→ Stored records
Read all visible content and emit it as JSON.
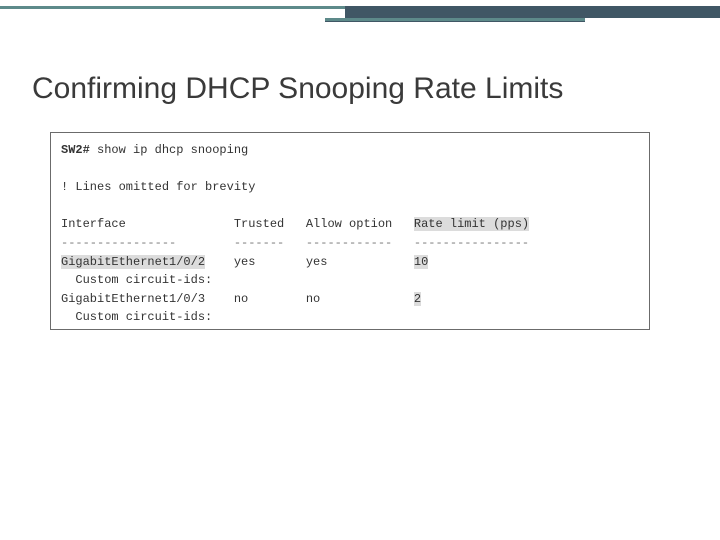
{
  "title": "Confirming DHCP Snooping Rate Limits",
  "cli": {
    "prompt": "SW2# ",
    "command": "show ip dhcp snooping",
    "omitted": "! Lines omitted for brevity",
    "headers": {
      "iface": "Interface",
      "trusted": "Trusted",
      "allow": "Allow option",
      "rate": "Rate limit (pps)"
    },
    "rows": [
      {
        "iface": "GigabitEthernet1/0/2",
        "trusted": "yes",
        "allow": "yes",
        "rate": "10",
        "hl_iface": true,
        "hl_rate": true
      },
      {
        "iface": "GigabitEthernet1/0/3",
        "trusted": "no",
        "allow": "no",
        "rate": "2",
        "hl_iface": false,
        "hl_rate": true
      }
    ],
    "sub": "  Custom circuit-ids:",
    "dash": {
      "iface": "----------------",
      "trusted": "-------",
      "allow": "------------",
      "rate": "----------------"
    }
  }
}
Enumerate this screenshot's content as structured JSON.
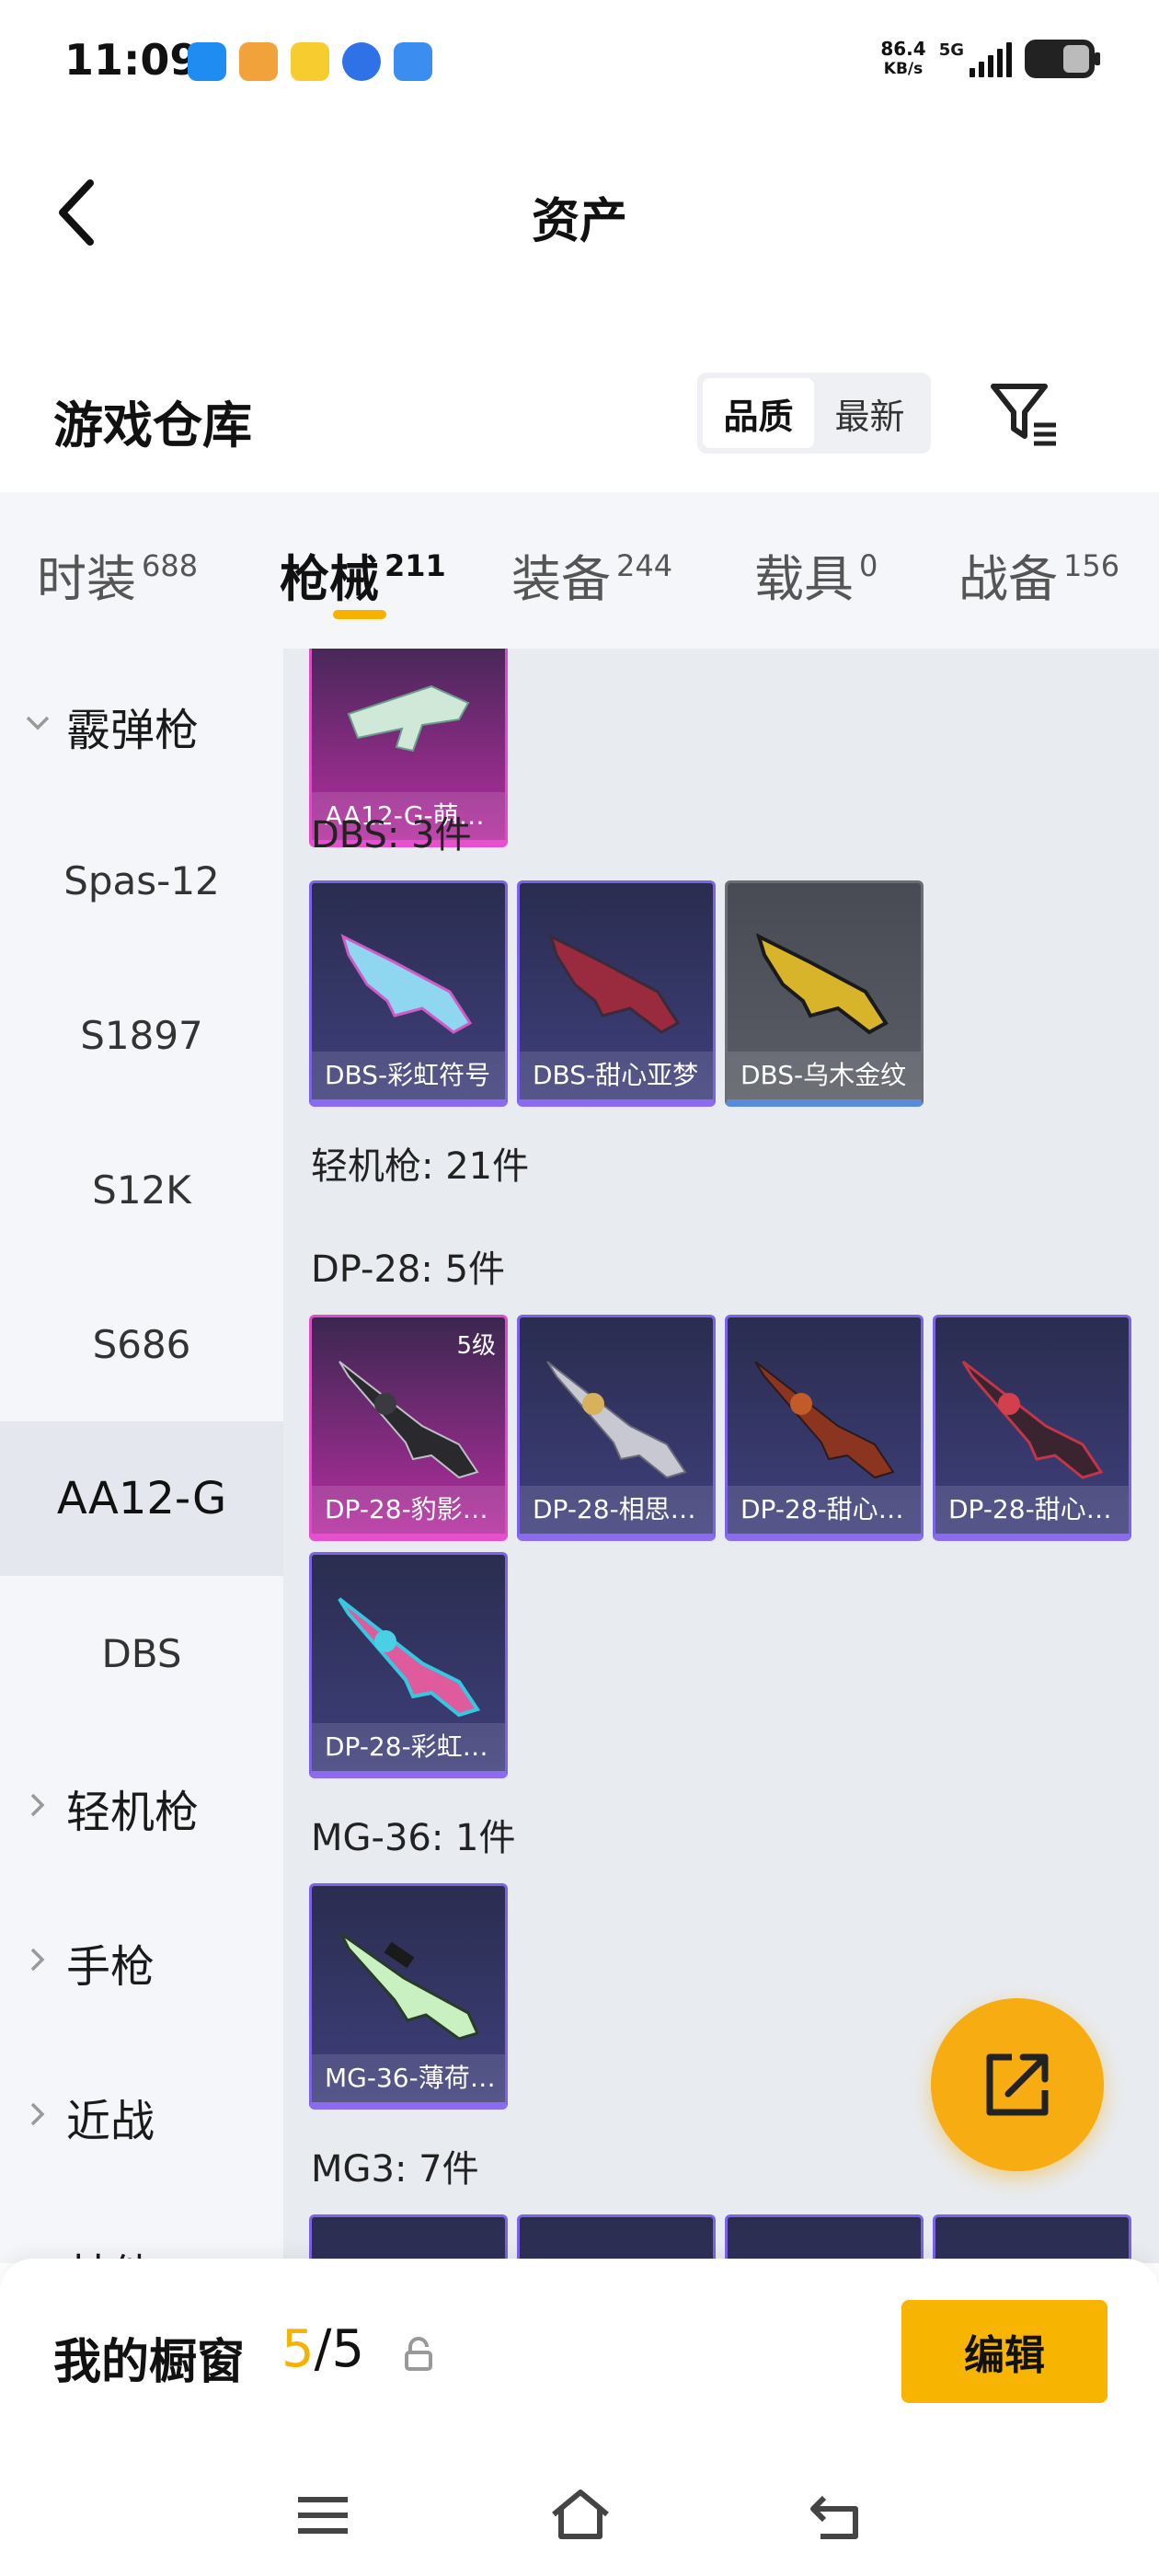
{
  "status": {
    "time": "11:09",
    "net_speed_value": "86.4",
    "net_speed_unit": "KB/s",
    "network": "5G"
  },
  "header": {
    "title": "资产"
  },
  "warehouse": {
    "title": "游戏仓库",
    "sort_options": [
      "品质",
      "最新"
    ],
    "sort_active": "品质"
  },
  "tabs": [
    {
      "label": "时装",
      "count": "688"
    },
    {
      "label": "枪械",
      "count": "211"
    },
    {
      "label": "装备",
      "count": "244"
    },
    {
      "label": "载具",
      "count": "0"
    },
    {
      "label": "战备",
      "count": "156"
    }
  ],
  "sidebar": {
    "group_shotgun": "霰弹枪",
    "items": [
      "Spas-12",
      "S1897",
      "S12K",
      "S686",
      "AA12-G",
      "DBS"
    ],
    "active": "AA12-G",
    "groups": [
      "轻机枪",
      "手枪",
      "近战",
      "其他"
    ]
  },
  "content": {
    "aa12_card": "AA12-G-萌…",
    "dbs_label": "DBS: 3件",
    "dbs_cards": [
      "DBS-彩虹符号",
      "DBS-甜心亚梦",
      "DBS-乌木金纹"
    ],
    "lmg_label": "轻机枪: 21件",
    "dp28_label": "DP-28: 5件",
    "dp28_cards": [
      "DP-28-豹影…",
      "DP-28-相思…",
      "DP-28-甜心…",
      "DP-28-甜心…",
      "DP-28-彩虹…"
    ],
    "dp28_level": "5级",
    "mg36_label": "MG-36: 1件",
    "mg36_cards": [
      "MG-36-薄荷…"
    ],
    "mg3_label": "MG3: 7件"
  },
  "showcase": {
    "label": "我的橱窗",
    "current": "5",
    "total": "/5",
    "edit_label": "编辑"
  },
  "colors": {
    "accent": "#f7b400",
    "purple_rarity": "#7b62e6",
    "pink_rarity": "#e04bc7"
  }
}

→ Set exercise
Copy out all lines where the word "content" appears.

→ Task output
Read all visible content and emit it as JSON.
Enumerate this screenshot's content as structured JSON.
  "content": {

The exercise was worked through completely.